* _GOAL OF THE EXERCISE_
Omit the pictures from the entries below and retype everything else exactly.
= = = =
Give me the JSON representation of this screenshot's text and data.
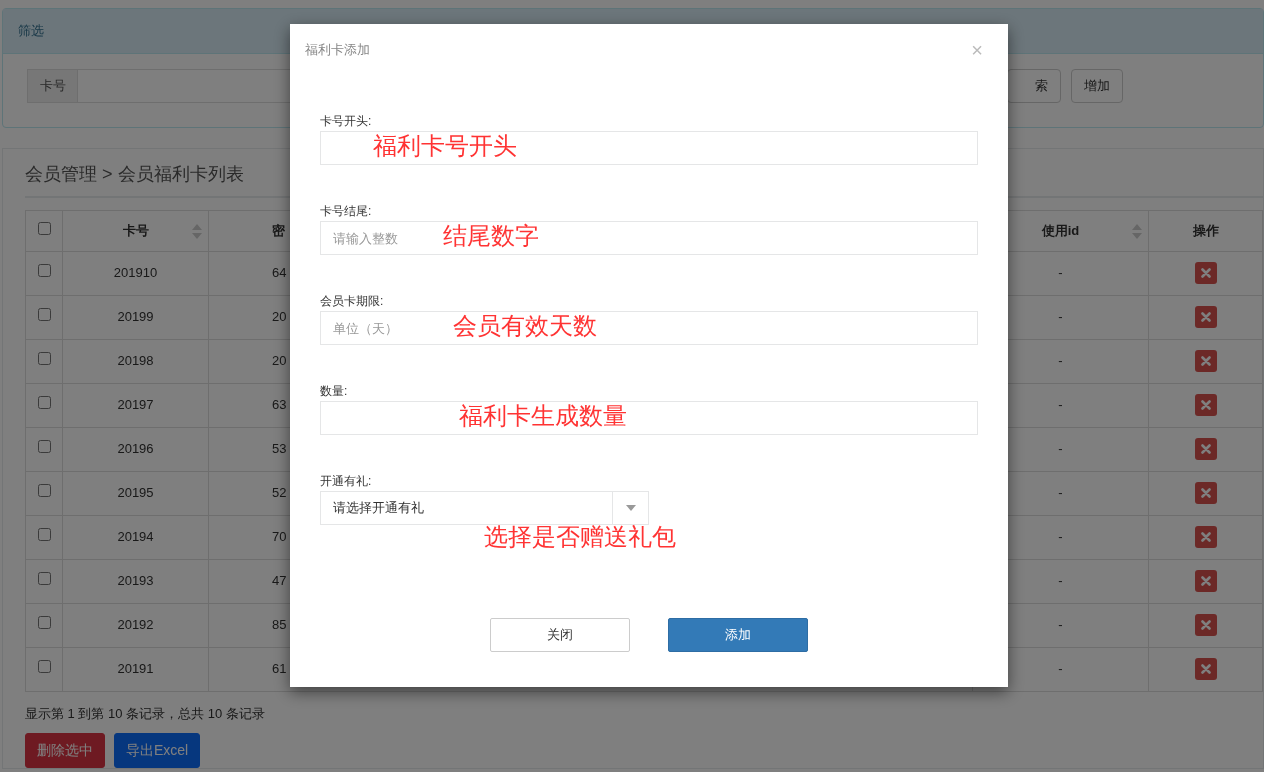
{
  "filter_panel": {
    "title": "筛选",
    "card_field": {
      "label": "卡号"
    },
    "buttons": [
      "索",
      "增加"
    ]
  },
  "list_panel": {
    "breadcrumb": "会员管理 > 会员福利卡列表",
    "table": {
      "select_all_checked": false,
      "columns": [
        {
          "label": "卡号",
          "sortable": true
        },
        {
          "label": "密",
          "sortable": false
        },
        {
          "label": "使用id",
          "sortable": true
        },
        {
          "label": "操作",
          "sortable": false
        }
      ],
      "rows": [
        {
          "checked": false,
          "card_no": "201910",
          "password": "64",
          "used_id": "-"
        },
        {
          "checked": false,
          "card_no": "20199",
          "password": "20",
          "used_id": "-"
        },
        {
          "checked": false,
          "card_no": "20198",
          "password": "20",
          "used_id": "-"
        },
        {
          "checked": false,
          "card_no": "20197",
          "password": "63",
          "used_id": "-"
        },
        {
          "checked": false,
          "card_no": "20196",
          "password": "53",
          "used_id": "-"
        },
        {
          "checked": false,
          "card_no": "20195",
          "password": "52",
          "used_id": "-"
        },
        {
          "checked": false,
          "card_no": "20194",
          "password": "70",
          "used_id": "-"
        },
        {
          "checked": false,
          "card_no": "20193",
          "password": "47",
          "used_id": "-"
        },
        {
          "checked": false,
          "card_no": "20192",
          "password": "85",
          "used_id": "-"
        },
        {
          "checked": false,
          "card_no": "20191",
          "password": "61",
          "used_id": "-"
        }
      ]
    },
    "summary": "显示第 1 到第 10 条记录，总共 10 条记录",
    "buttons": [
      {
        "label": "删除选中",
        "kind": "danger"
      },
      {
        "label": "导出Excel",
        "kind": "primary"
      }
    ]
  },
  "modal": {
    "title": "福利卡添加",
    "close": "×",
    "fields": [
      {
        "kind": "text",
        "label": "卡号开头:",
        "annotation": "福利卡号开头"
      },
      {
        "kind": "text",
        "label": "卡号结尾:",
        "placeholder": "请输入整数",
        "annotation": "结尾数字"
      },
      {
        "kind": "text",
        "label": "会员卡期限:",
        "placeholder": "单位（天）",
        "annotation": "会员有效天数"
      },
      {
        "kind": "text",
        "label": "数量:",
        "annotation": "福利卡生成数量"
      },
      {
        "kind": "select",
        "label": "开通有礼:",
        "value": "请选择开通有礼",
        "annotation": "选择是否赠送礼包"
      }
    ],
    "buttons": [
      {
        "label": "关闭",
        "kind": "secondary"
      },
      {
        "label": "添加",
        "kind": "primary"
      }
    ]
  }
}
= = = =
* _TASK OUTPUT_
Give me the JSON representation of this screenshot's text and data.
{
  "filter_panel": {
    "title": "筛选",
    "card_field": {
      "label": "卡号"
    },
    "buttons": [
      "索",
      "增加"
    ]
  },
  "list_panel": {
    "breadcrumb": "会员管理 > 会员福利卡列表",
    "table": {
      "select_all_checked": false,
      "columns": [
        {
          "label": "卡号",
          "sortable": true
        },
        {
          "label": "密",
          "sortable": false
        },
        {
          "label": "使用id",
          "sortable": true
        },
        {
          "label": "操作",
          "sortable": false
        }
      ],
      "rows": [
        {
          "checked": false,
          "card_no": "201910",
          "password": "64",
          "used_id": "-"
        },
        {
          "checked": false,
          "card_no": "20199",
          "password": "20",
          "used_id": "-"
        },
        {
          "checked": false,
          "card_no": "20198",
          "password": "20",
          "used_id": "-"
        },
        {
          "checked": false,
          "card_no": "20197",
          "password": "63",
          "used_id": "-"
        },
        {
          "checked": false,
          "card_no": "20196",
          "password": "53",
          "used_id": "-"
        },
        {
          "checked": false,
          "card_no": "20195",
          "password": "52",
          "used_id": "-"
        },
        {
          "checked": false,
          "card_no": "20194",
          "password": "70",
          "used_id": "-"
        },
        {
          "checked": false,
          "card_no": "20193",
          "password": "47",
          "used_id": "-"
        },
        {
          "checked": false,
          "card_no": "20192",
          "password": "85",
          "used_id": "-"
        },
        {
          "checked": false,
          "card_no": "20191",
          "password": "61",
          "used_id": "-"
        }
      ]
    },
    "summary": "显示第 1 到第 10 条记录，总共 10 条记录",
    "buttons": [
      {
        "label": "删除选中",
        "kind": "danger"
      },
      {
        "label": "导出Excel",
        "kind": "primary"
      }
    ]
  },
  "modal": {
    "title": "福利卡添加",
    "close": "×",
    "fields": [
      {
        "kind": "text",
        "label": "卡号开头:",
        "annotation": "福利卡号开头"
      },
      {
        "kind": "text",
        "label": "卡号结尾:",
        "placeholder": "请输入整数",
        "annotation": "结尾数字"
      },
      {
        "kind": "text",
        "label": "会员卡期限:",
        "placeholder": "单位（天）",
        "annotation": "会员有效天数"
      },
      {
        "kind": "text",
        "label": "数量:",
        "annotation": "福利卡生成数量"
      },
      {
        "kind": "select",
        "label": "开通有礼:",
        "value": "请选择开通有礼",
        "annotation": "选择是否赠送礼包"
      }
    ],
    "buttons": [
      {
        "label": "关闭",
        "kind": "secondary"
      },
      {
        "label": "添加",
        "kind": "primary"
      }
    ]
  }
}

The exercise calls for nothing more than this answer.